Records for the exercise:

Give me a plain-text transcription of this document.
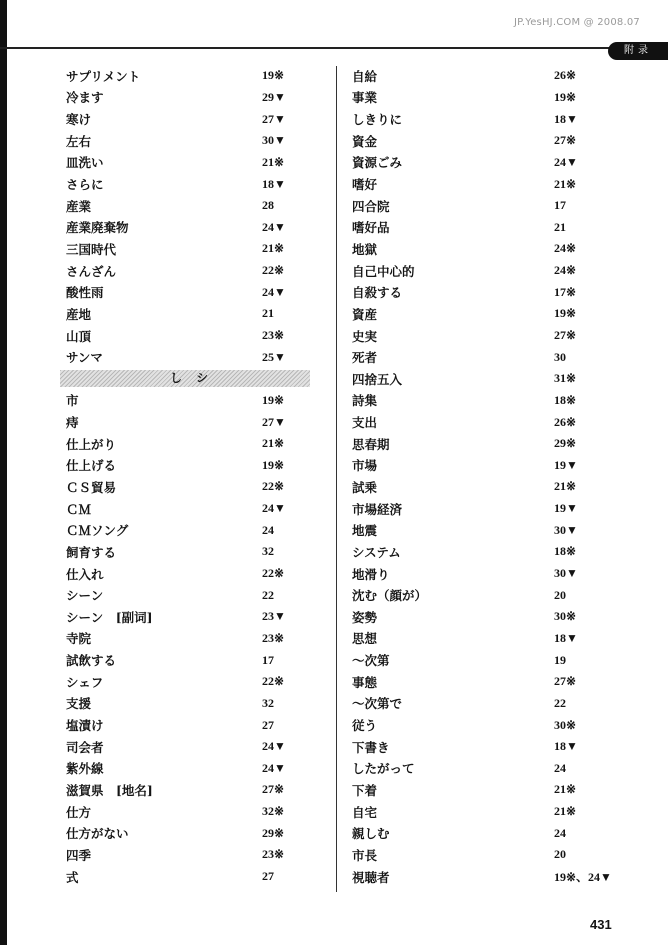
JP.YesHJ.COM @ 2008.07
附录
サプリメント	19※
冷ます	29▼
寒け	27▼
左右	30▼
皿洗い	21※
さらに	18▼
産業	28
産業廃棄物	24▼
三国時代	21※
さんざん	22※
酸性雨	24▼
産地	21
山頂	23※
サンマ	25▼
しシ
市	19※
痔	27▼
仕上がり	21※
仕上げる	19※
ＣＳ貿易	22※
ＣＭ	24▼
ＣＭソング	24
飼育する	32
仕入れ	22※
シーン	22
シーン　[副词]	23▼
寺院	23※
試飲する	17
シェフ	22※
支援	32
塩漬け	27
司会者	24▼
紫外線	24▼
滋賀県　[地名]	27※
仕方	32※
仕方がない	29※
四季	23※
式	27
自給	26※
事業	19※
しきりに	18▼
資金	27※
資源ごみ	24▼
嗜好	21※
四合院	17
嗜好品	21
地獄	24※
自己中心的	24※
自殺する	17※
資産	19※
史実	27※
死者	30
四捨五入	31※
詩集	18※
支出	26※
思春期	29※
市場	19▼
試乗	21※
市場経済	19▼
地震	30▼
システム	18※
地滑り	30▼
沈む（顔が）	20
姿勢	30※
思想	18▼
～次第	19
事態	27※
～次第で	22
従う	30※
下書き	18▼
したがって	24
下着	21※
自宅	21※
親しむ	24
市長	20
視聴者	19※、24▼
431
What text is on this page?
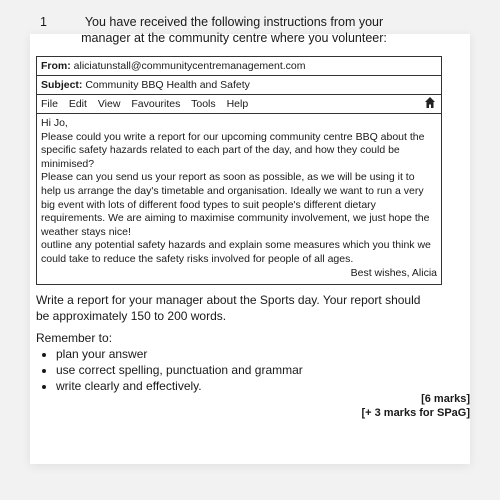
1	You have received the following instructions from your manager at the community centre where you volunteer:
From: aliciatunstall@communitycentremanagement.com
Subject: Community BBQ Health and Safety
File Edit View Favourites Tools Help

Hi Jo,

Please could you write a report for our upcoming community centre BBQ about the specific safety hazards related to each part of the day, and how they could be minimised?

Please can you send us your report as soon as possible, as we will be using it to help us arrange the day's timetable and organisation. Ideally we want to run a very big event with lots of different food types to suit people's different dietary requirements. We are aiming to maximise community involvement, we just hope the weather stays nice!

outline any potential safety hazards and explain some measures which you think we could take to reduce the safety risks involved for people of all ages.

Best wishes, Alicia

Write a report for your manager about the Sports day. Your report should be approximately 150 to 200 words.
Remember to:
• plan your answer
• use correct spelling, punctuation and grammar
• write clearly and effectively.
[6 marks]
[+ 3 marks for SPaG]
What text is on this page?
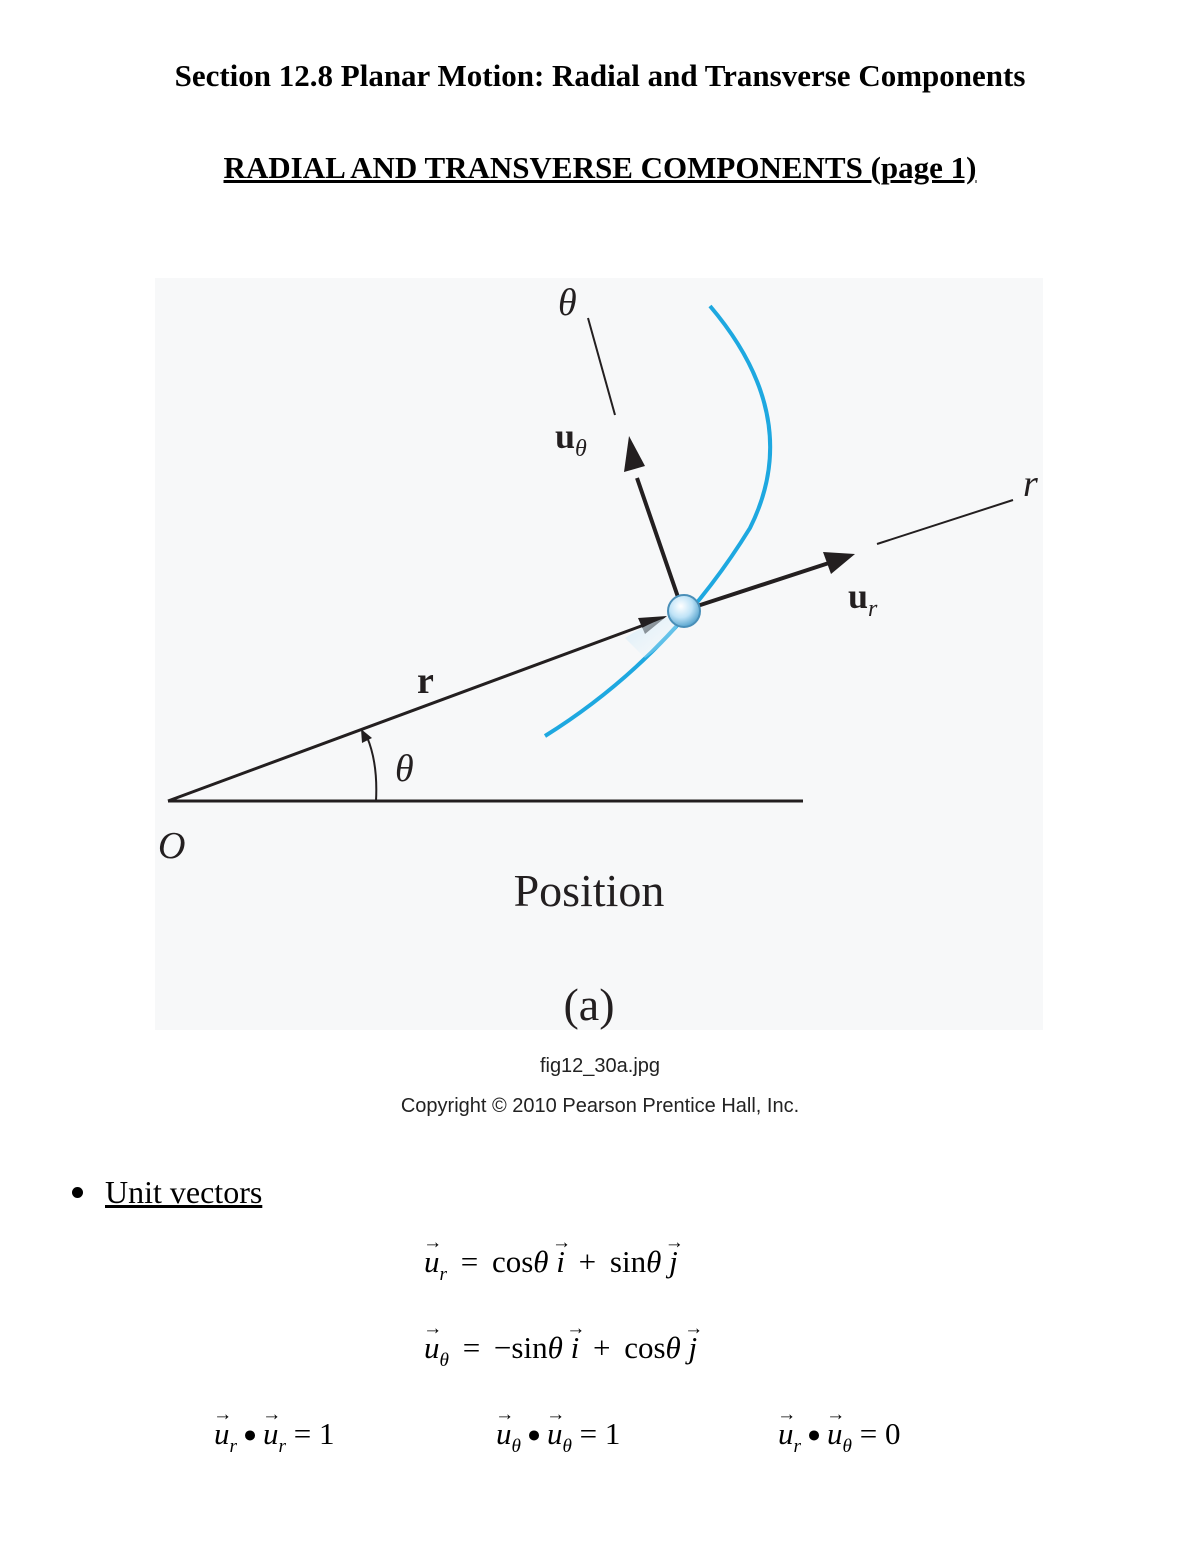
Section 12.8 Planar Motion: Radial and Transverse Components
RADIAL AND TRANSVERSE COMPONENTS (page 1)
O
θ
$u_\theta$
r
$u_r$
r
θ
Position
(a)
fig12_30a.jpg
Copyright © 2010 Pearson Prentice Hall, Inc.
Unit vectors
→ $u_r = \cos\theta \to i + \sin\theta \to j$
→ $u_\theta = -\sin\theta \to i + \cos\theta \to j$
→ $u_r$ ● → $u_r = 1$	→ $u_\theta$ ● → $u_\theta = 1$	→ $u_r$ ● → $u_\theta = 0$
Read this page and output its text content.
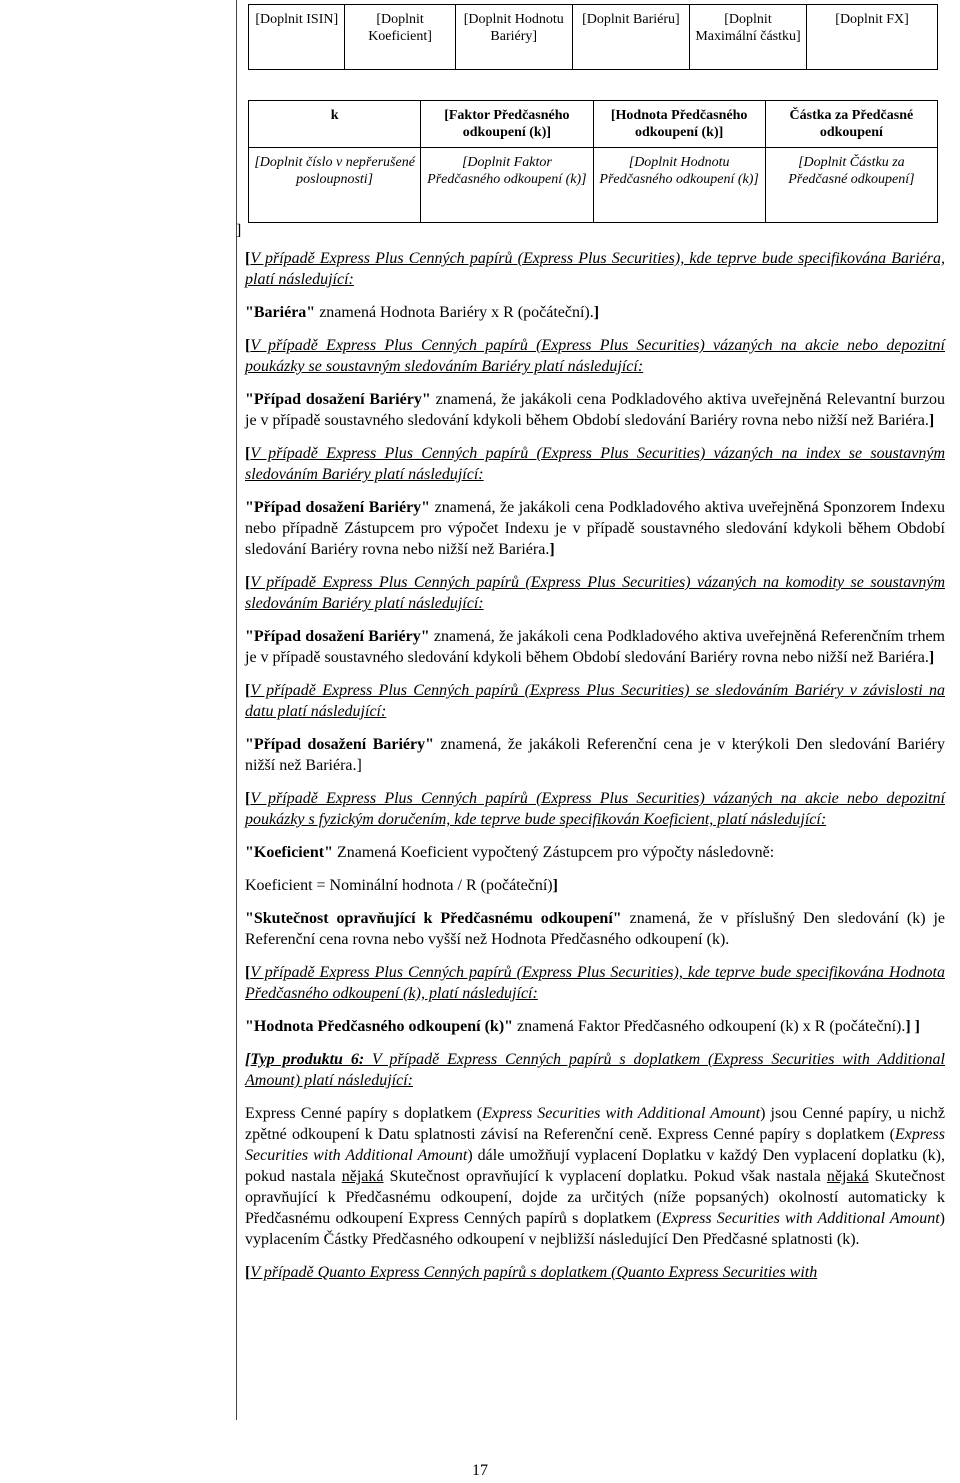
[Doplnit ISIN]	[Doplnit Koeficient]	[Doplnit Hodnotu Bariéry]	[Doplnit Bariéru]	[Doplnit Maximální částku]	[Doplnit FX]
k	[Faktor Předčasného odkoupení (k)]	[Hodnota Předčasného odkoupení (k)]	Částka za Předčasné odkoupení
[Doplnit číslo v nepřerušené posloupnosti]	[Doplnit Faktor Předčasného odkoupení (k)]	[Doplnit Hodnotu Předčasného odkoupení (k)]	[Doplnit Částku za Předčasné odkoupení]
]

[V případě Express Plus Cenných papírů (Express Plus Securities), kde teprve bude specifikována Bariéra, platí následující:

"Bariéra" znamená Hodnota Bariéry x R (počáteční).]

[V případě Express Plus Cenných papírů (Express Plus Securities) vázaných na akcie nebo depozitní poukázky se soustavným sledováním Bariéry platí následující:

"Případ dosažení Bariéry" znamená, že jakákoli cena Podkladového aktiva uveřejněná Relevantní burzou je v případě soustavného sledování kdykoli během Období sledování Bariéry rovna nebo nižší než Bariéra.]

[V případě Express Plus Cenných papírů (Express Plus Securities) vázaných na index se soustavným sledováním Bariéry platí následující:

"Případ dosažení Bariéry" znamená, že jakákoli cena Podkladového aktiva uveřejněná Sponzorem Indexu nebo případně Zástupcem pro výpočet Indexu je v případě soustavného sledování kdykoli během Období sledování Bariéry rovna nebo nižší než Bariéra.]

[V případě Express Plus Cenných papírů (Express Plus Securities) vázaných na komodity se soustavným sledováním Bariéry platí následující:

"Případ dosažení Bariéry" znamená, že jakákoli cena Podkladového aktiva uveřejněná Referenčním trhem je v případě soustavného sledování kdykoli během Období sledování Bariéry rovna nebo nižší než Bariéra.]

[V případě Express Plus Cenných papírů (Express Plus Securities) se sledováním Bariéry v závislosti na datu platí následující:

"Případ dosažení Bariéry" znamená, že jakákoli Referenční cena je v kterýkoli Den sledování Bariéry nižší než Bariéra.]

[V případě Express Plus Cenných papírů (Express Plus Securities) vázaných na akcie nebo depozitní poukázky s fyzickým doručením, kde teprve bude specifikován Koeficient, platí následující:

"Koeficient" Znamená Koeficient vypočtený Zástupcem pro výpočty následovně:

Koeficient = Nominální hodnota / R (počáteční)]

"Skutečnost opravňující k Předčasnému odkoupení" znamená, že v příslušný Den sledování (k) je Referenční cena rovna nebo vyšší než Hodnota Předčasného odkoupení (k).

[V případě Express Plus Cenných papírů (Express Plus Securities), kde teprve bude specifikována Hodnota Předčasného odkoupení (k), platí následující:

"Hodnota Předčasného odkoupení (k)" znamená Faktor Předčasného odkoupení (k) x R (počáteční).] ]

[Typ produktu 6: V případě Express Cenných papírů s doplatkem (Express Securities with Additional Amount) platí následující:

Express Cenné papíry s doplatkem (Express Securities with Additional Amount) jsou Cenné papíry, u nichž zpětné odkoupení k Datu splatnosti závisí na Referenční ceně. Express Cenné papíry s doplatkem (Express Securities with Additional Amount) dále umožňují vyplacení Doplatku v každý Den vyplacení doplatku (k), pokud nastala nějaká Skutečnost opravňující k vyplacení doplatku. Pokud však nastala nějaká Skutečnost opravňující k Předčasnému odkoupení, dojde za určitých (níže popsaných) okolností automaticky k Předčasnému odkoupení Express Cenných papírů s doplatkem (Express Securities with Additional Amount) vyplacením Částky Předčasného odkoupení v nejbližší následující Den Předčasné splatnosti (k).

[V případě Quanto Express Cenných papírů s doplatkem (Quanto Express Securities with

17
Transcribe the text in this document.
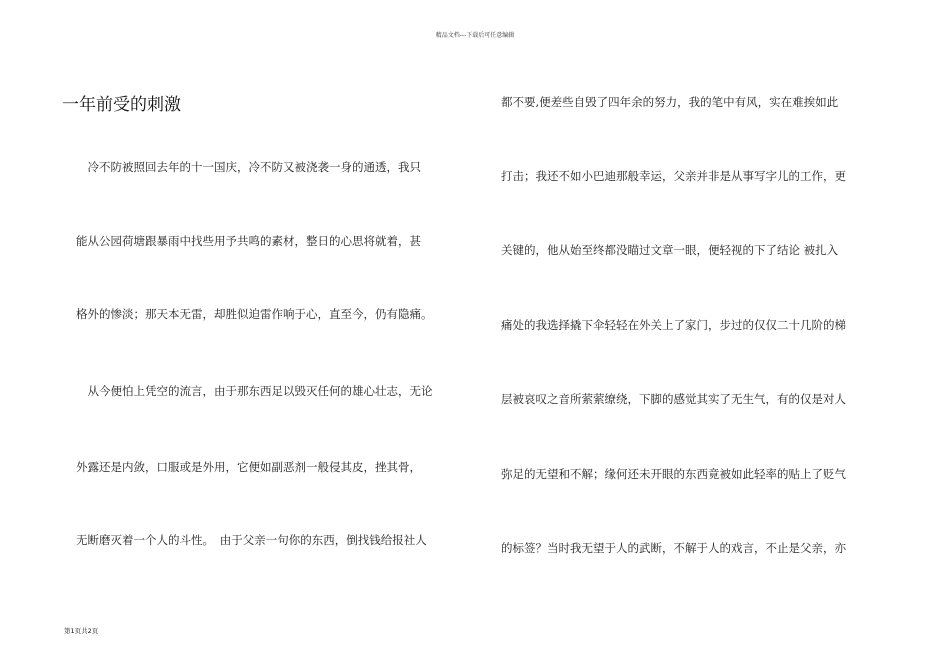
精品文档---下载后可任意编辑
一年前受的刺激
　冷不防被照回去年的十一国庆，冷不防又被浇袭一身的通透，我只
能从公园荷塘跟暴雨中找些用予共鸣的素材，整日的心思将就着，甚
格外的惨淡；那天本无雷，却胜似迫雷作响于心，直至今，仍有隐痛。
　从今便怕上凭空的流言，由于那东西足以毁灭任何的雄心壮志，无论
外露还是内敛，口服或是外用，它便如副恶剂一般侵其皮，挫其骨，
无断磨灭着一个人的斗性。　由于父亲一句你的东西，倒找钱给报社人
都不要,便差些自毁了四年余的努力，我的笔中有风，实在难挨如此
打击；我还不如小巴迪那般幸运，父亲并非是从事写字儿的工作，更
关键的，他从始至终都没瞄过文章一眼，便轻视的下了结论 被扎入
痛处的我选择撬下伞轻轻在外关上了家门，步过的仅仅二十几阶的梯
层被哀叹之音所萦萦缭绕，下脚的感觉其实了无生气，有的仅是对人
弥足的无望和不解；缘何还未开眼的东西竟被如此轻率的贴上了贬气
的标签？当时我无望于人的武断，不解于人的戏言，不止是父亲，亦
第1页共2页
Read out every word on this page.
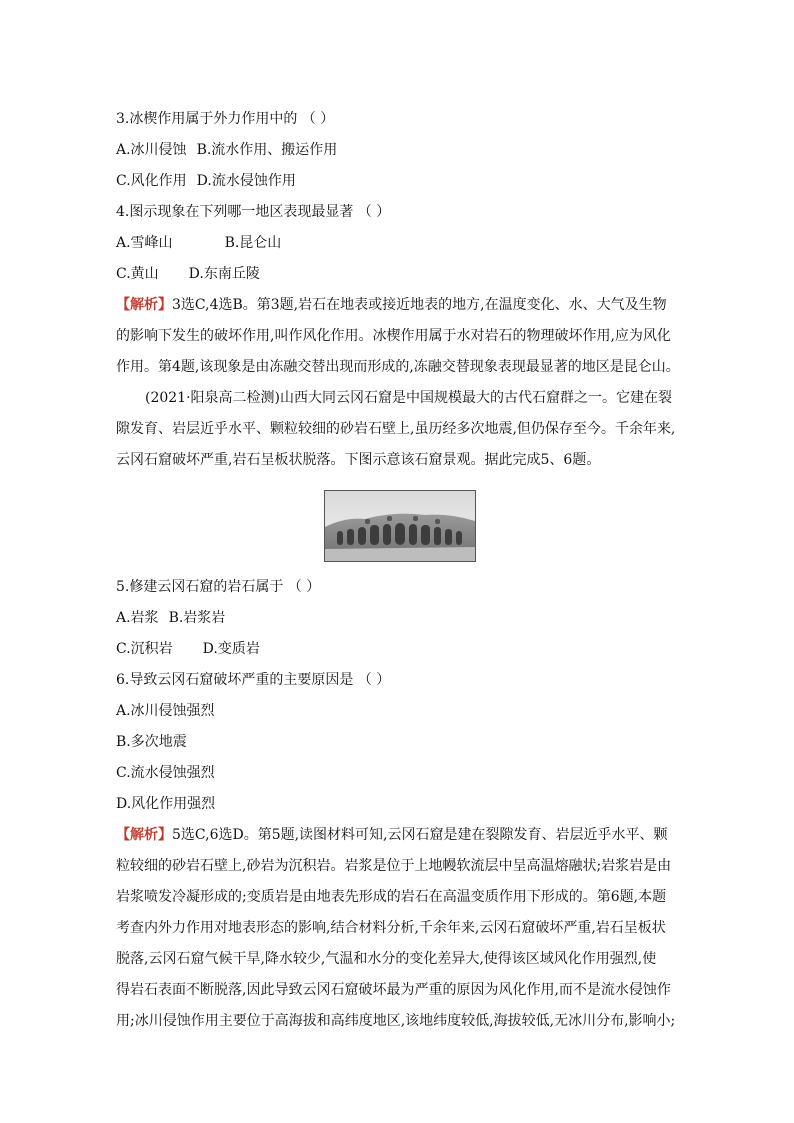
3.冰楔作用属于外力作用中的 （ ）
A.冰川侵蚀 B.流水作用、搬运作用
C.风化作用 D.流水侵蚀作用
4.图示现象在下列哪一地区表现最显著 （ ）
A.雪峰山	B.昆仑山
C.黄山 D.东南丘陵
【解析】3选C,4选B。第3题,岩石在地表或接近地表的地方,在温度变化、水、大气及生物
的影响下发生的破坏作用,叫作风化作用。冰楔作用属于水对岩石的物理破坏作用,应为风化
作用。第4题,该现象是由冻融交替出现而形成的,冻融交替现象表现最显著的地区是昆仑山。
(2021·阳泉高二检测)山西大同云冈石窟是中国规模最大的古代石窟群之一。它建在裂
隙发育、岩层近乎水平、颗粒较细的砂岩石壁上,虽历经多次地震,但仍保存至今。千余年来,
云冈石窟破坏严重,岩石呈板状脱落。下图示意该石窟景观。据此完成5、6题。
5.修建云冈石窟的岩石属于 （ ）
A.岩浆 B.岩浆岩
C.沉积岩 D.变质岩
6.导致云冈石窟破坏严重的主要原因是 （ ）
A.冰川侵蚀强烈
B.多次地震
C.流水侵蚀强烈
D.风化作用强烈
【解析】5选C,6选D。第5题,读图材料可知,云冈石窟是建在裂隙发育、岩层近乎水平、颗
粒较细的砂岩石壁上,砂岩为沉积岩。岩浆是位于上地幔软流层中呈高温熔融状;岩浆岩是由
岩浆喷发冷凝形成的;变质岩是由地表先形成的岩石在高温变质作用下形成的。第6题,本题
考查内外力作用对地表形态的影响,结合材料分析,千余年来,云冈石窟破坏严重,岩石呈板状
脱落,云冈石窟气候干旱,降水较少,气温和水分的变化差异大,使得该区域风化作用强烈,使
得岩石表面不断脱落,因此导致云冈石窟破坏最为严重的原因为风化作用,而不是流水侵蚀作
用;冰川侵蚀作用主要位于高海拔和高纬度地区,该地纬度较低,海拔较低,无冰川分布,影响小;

Exercise requirements: For each line of the entries that includes "Bariéry", show that line.

Written reply:
[Doplnit ISIN]	[Doplnit Koeficient]	[Doplnit Hodnotu Bariéry]	[Doplnit Bariéru]	[Doplnit Maximální částku]	[Doplnit FX]
"Bariéra" znamená Hodnota Bariéry x R (počáteční).]
[V případě Express Plus Cenných papírů (Express Plus Securities) vázaných na akcie nebo depozitní poukázky se soustavným sledováním Bariéry platí následující:
"Případ dosažení Bariéry" znamená, že jakákoli cena Podkladového aktiva uveřejněná Relevantní burzou je v případě soustavného sledování kdykoli během Období sledování Bariéry rovna nebo nižší než Bariéra.]
[V případě Express Plus Cenných papírů (Express Plus Securities) vázaných na index se soustavným sledováním Bariéry platí následující:
"Případ dosažení Bariéry" znamená, že jakákoli cena Podkladového aktiva uveřejněná Sponzorem Indexu nebo případně Zástupcem pro výpočet Indexu je v případě soustavného sledování kdykoli během Období sledování Bariéry rovna nebo nižší než Bariéra.]
[V případě Express Plus Cenných papírů (Express Plus Securities) vázaných na komodity se soustavným sledováním Bariéry platí následující:
"Případ dosažení Bariéry" znamená, že jakákoli cena Podkladového aktiva uveřejněná Referenčním trhem je v případě soustavného sledování kdykoli během Období sledování Bariéry rovna nebo nižší než Bariéra.]
[V případě Express Plus Cenných papírů (Express Plus Securities) se sledováním Bariéry v závislosti na datu platí následující:
"Případ dosažení Bariéry" znamená, že jakákoli Referenční cena je v kterýkoli Den sledování Bariéry nižší než Bariéra.]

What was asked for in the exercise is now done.